### RAW RECORDS
□ □ □ □ □ □ □
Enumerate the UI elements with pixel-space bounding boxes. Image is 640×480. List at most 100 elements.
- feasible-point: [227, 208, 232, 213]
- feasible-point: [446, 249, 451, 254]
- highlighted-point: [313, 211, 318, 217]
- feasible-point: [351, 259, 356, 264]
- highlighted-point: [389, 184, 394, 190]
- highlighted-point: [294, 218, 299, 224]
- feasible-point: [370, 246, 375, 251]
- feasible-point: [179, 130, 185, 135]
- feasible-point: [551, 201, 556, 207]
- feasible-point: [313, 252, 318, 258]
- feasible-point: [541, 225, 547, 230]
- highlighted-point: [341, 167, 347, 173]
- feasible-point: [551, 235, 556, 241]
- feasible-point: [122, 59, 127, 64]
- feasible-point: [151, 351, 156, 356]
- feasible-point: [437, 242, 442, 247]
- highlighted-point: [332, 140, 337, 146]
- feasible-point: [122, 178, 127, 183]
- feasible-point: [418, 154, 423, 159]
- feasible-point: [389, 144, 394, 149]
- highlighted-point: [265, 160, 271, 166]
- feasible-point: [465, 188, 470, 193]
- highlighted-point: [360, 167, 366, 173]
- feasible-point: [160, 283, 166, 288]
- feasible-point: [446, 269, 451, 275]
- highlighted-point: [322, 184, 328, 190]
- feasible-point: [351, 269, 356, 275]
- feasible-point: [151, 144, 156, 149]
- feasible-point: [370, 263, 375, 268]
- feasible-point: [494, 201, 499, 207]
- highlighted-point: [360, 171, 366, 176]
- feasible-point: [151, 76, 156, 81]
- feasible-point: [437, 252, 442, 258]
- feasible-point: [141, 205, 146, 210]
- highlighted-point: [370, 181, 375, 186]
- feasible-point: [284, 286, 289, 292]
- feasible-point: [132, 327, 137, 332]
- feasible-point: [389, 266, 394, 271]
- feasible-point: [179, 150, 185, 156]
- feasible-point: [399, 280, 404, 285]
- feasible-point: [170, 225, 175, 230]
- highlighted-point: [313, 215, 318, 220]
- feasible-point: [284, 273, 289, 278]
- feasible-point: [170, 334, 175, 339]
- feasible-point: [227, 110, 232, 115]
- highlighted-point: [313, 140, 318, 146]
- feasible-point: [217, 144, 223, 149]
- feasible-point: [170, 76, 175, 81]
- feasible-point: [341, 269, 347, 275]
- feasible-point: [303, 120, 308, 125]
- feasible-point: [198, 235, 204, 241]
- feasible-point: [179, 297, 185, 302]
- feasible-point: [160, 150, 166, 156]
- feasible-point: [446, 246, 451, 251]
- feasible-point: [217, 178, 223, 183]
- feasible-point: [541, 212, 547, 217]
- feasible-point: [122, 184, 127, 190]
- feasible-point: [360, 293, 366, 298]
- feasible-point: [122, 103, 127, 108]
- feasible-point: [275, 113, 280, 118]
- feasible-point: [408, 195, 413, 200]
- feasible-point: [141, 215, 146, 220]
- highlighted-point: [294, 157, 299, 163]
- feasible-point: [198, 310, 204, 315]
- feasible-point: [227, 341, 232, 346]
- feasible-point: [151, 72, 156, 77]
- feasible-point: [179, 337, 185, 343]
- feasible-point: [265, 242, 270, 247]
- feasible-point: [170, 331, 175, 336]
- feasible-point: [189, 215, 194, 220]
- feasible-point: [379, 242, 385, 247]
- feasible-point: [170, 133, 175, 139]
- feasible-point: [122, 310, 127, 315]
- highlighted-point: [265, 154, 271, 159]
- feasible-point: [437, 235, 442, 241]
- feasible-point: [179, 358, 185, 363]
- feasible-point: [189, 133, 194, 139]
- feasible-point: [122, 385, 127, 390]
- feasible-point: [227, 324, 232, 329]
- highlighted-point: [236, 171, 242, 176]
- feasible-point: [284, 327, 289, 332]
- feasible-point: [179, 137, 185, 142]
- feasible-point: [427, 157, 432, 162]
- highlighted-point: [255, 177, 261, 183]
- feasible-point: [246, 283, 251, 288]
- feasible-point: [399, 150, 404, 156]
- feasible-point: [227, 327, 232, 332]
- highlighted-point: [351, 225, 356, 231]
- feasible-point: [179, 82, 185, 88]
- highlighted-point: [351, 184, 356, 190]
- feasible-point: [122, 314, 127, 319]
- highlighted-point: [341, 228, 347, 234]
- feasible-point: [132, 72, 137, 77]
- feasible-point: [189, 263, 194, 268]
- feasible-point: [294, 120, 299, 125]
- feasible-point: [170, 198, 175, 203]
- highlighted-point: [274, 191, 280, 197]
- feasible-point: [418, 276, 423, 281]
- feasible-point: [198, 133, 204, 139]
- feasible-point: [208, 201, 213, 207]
□ □ □ □ □ □ □
### PROBLEM DETAILS
Could you duplicate every one of the rows above verbatim, without changing a single character?

### OUTPUT FOR THIS TASK
Enumerate the UI elements with pixel-space bounding boxes. Image is 640×480. List at most 100 elements.
- feasible-point: [227, 208, 232, 213]
- feasible-point: [446, 249, 451, 254]
- highlighted-point: [313, 211, 318, 217]
- feasible-point: [351, 259, 356, 264]
- highlighted-point: [389, 184, 394, 190]
- highlighted-point: [294, 218, 299, 224]
- feasible-point: [370, 246, 375, 251]
- feasible-point: [179, 130, 185, 135]
- feasible-point: [551, 201, 556, 207]
- feasible-point: [313, 252, 318, 258]
- feasible-point: [541, 225, 547, 230]
- highlighted-point: [341, 167, 347, 173]
- feasible-point: [551, 235, 556, 241]
- feasible-point: [122, 59, 127, 64]
- feasible-point: [151, 351, 156, 356]
- feasible-point: [437, 242, 442, 247]
- highlighted-point: [332, 140, 337, 146]
- feasible-point: [122, 178, 127, 183]
- feasible-point: [418, 154, 423, 159]
- feasible-point: [389, 144, 394, 149]
- highlighted-point: [265, 160, 271, 166]
- feasible-point: [465, 188, 470, 193]
- highlighted-point: [360, 167, 366, 173]
- feasible-point: [160, 283, 166, 288]
- feasible-point: [446, 269, 451, 275]
- highlighted-point: [322, 184, 328, 190]
- feasible-point: [351, 269, 356, 275]
- feasible-point: [151, 144, 156, 149]
- feasible-point: [370, 263, 375, 268]
- feasible-point: [494, 201, 499, 207]
- highlighted-point: [360, 171, 366, 176]
- feasible-point: [151, 76, 156, 81]
- feasible-point: [437, 252, 442, 258]
- feasible-point: [141, 205, 146, 210]
- highlighted-point: [370, 181, 375, 186]
- feasible-point: [284, 286, 289, 292]
- feasible-point: [132, 327, 137, 332]
- feasible-point: [389, 266, 394, 271]
- feasible-point: [179, 150, 185, 156]
- feasible-point: [399, 280, 404, 285]
- feasible-point: [170, 225, 175, 230]
- highlighted-point: [313, 215, 318, 220]
- feasible-point: [284, 273, 289, 278]
- feasible-point: [170, 334, 175, 339]
- feasible-point: [227, 110, 232, 115]
- highlighted-point: [313, 140, 318, 146]
- feasible-point: [217, 144, 223, 149]
- feasible-point: [170, 76, 175, 81]
- feasible-point: [341, 269, 347, 275]
- feasible-point: [303, 120, 308, 125]
- feasible-point: [198, 235, 204, 241]
- feasible-point: [179, 297, 185, 302]
- feasible-point: [160, 150, 166, 156]
- feasible-point: [446, 246, 451, 251]
- feasible-point: [217, 178, 223, 183]
- feasible-point: [541, 212, 547, 217]
- feasible-point: [122, 184, 127, 190]
- feasible-point: [360, 293, 366, 298]
- feasible-point: [122, 103, 127, 108]
- feasible-point: [275, 113, 280, 118]
- feasible-point: [408, 195, 413, 200]
- feasible-point: [141, 215, 146, 220]
- highlighted-point: [294, 157, 299, 163]
- feasible-point: [198, 310, 204, 315]
- feasible-point: [227, 341, 232, 346]
- feasible-point: [151, 72, 156, 77]
- feasible-point: [179, 337, 185, 343]
- feasible-point: [265, 242, 270, 247]
- feasible-point: [170, 331, 175, 336]
- feasible-point: [189, 215, 194, 220]
- feasible-point: [379, 242, 385, 247]
- feasible-point: [170, 133, 175, 139]
- feasible-point: [122, 310, 127, 315]
- highlighted-point: [265, 154, 271, 159]
- feasible-point: [437, 235, 442, 241]
- feasible-point: [179, 358, 185, 363]
- feasible-point: [189, 133, 194, 139]
- feasible-point: [122, 385, 127, 390]
- feasible-point: [227, 324, 232, 329]
- highlighted-point: [236, 171, 242, 176]
- feasible-point: [284, 327, 289, 332]
- feasible-point: [179, 137, 185, 142]
- feasible-point: [427, 157, 432, 162]
- highlighted-point: [255, 177, 261, 183]
- feasible-point: [246, 283, 251, 288]
- feasible-point: [399, 150, 404, 156]
- feasible-point: [227, 327, 232, 332]
- highlighted-point: [351, 225, 356, 231]
- feasible-point: [179, 82, 185, 88]
- highlighted-point: [351, 184, 356, 190]
- feasible-point: [122, 314, 127, 319]
- highlighted-point: [341, 228, 347, 234]
- feasible-point: [132, 72, 137, 77]
- feasible-point: [189, 263, 194, 268]
- feasible-point: [294, 120, 299, 125]
- feasible-point: [170, 198, 175, 203]
- highlighted-point: [274, 191, 280, 197]
- feasible-point: [418, 276, 423, 281]
- feasible-point: [198, 133, 204, 139]
- feasible-point: [208, 201, 213, 207]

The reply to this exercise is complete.